## Dataset rows
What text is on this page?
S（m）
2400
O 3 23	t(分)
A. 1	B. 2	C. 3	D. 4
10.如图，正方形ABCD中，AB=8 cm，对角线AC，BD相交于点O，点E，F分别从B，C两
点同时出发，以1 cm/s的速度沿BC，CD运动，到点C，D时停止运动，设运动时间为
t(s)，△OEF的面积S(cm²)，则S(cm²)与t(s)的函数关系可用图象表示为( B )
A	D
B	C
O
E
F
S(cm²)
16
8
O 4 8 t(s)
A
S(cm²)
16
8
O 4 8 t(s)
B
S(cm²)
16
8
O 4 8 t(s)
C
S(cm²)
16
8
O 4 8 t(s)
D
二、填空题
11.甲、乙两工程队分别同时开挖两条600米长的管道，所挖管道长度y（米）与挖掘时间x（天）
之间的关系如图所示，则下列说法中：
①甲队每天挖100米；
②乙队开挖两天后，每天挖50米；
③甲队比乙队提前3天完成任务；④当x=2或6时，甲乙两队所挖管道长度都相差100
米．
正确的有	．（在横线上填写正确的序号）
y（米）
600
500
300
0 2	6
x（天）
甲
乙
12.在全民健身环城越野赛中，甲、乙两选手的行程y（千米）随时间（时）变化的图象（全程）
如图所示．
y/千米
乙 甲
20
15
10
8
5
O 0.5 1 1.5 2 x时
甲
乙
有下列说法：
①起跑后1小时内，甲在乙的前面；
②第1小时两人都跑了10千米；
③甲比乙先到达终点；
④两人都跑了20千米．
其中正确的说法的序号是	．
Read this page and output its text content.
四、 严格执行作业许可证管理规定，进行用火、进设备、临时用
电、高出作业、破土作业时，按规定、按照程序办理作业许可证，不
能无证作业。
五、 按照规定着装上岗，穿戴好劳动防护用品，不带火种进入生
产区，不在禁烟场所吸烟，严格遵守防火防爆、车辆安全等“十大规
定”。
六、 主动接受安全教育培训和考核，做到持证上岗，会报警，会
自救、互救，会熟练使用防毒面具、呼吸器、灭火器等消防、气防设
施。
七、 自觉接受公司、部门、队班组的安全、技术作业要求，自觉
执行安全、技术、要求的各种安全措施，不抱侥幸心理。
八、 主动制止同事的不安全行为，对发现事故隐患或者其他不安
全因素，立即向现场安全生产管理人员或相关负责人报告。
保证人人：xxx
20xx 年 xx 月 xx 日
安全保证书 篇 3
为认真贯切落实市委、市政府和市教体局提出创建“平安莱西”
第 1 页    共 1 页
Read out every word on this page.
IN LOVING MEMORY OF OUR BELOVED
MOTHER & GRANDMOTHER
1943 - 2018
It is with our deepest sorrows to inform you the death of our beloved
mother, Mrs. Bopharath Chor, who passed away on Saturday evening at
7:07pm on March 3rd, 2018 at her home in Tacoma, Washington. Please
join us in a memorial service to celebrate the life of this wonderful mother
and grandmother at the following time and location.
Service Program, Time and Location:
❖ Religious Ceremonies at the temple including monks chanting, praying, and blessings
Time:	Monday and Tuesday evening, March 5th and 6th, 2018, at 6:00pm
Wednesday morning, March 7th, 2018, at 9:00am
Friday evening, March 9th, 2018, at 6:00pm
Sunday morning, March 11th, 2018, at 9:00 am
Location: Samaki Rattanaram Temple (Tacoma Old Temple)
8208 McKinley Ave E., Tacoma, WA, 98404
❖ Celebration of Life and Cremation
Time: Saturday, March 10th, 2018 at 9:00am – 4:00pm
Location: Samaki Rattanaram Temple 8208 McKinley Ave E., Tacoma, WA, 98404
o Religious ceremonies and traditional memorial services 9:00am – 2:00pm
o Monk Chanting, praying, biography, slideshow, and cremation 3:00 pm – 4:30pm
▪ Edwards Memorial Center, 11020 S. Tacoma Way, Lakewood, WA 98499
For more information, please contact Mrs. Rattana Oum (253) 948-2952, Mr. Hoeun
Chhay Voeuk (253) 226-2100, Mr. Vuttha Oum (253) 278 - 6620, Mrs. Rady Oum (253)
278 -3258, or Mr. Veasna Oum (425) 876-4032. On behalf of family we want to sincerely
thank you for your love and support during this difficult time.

## To do
Show every line from the entries above in which the word "Read" appears.

## Expected output
Read this page and output its text content.
Read out every word on this page.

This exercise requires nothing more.